Textauszug:
******

Gary Gait: Für mich ist es eine Kombination aus drei Sportarten. Die Angriffs- und Verteidigungs-Taktiken ähneln denen beim Basketball, der Körperkontakt und die harten Hits sieht man sonst beim Football oder Eishockey - und die Spieler positionieren sich wie beim Fußball. Klingt kompliziert, das Prinzip ist aber ganz einfach: Du musst Tore schießen und im Gegenzug verhindern, dass der Gegner trifft.

SPOX: Und wann haben Sie damit angefangen?

Gait: Oh, das ist schon eine ganze Weile her. Damals war ich vier - und habe zusammen mit meinem Bruder meine Eltern ganz schön auf Trab gehalten. So sehr, dass sie verzweifelt nach etwas gesucht haben, bei dem wir uns so richtig austoben konnten. Wir landeten beim Canadian Box Lacrosse. Freunde hatten ihnen dazu geraten. Und hier stehe ich nun...

SPOX: Mit Sicherheit ein langer Weg...

Gait: Ein langer und harter Weg. Denn das, was man vor allem tun muss, ist hart arbeiten. Du musst sportlich sein, klar. Aber dann musst du extrem trainieren. Schnapp dir den Schläger und donner' den Ball gegen die Wand - oder überrede deine Freunde und besorge dir ein Tor. Was auch immer. Einzige Bedingung: Leg' diesen verdammten Schläger nie wieder weg! Behalte ihn Tag und Nacht in der Hand. Dann wirst du ein guter Spieler.

SPOX: Also ein Leben für Lacrosse. Doch was fasziniert Sie so an diesem Sport?

******

Schriftliche Aufgabe 1: Prüfen Sie, ob die folgenden Aussagen mit dem Interview mit Gary Gait über Lacrosse übereinstimmen: (a) Gait hat mit vier Jahren mit dem Sport begonnen. (b) Die Eltern sind ohne fremden Rat auf Canadian Box Lacrosse gekommen. (c) Gait vergleicht die Positionierung der Spieler mit der beim Eishockey. Antworten Sie jeweils mit Ja oder Nein und zitieren Sie die ausschlaggebenden Worte des Textes wörtlich.
Schriftliche Aufgabe 2: Geben Sie aus dem Interview mit Gary Gait den Abschnitt von „SPOX: Und wann“ bis „stehe ich nun...“ wortgetreu wieder.
Schriftliche Aufgabe 3: Führen Sie das Interview mit Gary Gait über Lacrosse im Anschluss an den letzten gezeigten Satz fort.

Datenzeilen:

******

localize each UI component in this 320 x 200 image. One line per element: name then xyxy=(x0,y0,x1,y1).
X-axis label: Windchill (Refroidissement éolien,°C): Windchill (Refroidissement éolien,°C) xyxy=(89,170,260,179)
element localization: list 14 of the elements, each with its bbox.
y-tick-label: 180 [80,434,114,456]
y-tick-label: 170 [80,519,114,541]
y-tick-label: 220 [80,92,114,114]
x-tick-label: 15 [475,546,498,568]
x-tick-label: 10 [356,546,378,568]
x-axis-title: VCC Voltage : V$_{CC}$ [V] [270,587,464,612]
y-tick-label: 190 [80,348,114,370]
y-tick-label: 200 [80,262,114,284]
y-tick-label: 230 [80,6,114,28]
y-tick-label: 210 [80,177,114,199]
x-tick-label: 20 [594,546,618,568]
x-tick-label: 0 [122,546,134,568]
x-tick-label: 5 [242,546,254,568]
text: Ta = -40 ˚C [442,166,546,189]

******

Erwartete Antwort 1:
(a) Ja: „Damals war ich vier“
(b) Nein: „Freunde hatten ihnen dazu geraten.“
(c) Nein: „die Spieler positionieren sich wie beim Fußball“

Erwartete Antwort 2:
SPOX: Und wann haben Sie damit angefangen?

Gait: Oh, das ist schon eine ganze Weile her. Damals war ich vier - und habe zusammen mit meinem Bruder meine Eltern ganz schön auf Trab gehalten. So sehr, dass sie verzweifelt nach etwas gesucht haben, bei dem wir uns so richtig austoben konnten. Wir landeten beim Canadian Box Lacrosse. Freunde hatten ihnen dazu geraten. Und hier stehe ich nun...

Erwartete Antwort 3:
Gait: Die Einzigartigkeit. Als Kind habe ich unzählige Sportarten ausprobiert - doch keine hat mich so fasziniert. Alleine der Schläger. Mit dem kannst du so viel ausgleichen. Bist du etwa langsamer, kleiner oder schmächtiger als deine Gegner, dann trainiere das Schläger-Handling. Mit überragenden Stick-Skills kannst du es in jedes Team schaffen.

SPOX: So wie Sie. Mittlerweile gelten Sie als bester Spieler aller Zeiten. Doch gibt es in der neuen Generation jemanden, der Ihnen den Titel streitig machen könnte?

Gait: Schwer zu sagen. Im Moment gibt es viele gute Spieler im Field- und Box-Lacrosse. Zuletzt war vermutlich John Grant Jr. der Beste, aber der erholt sich gerade von einer Knie-OP. Also wartet jeder darauf, dass der nächste Superstar das Spielfeld betritt. Auch ich. Who's next? Ganz ehrlich: ich weiß es nicht. Aber wir werden es früh genug herausfinden.

SPOX: Sie vermutlich sogar aus erster Hand. 2009 wagten Sie ein Comeback. Warum?

Gait: Ganz einfach: Ich habe den Sport vermisst, das Spielen vermisst. Es war ja nett, Trainer zu sein. Aber ich bin wie alle anderen Sportler, die nicht aufhören können. Es macht zu viel Spaß. Ich liebe die Herausforderung, mich körperlich zu messen, da rauszugehen und meinem Team die Möglichkeit zu geben, zu gewinnen. Das macht mir einfach zu viel Spaß.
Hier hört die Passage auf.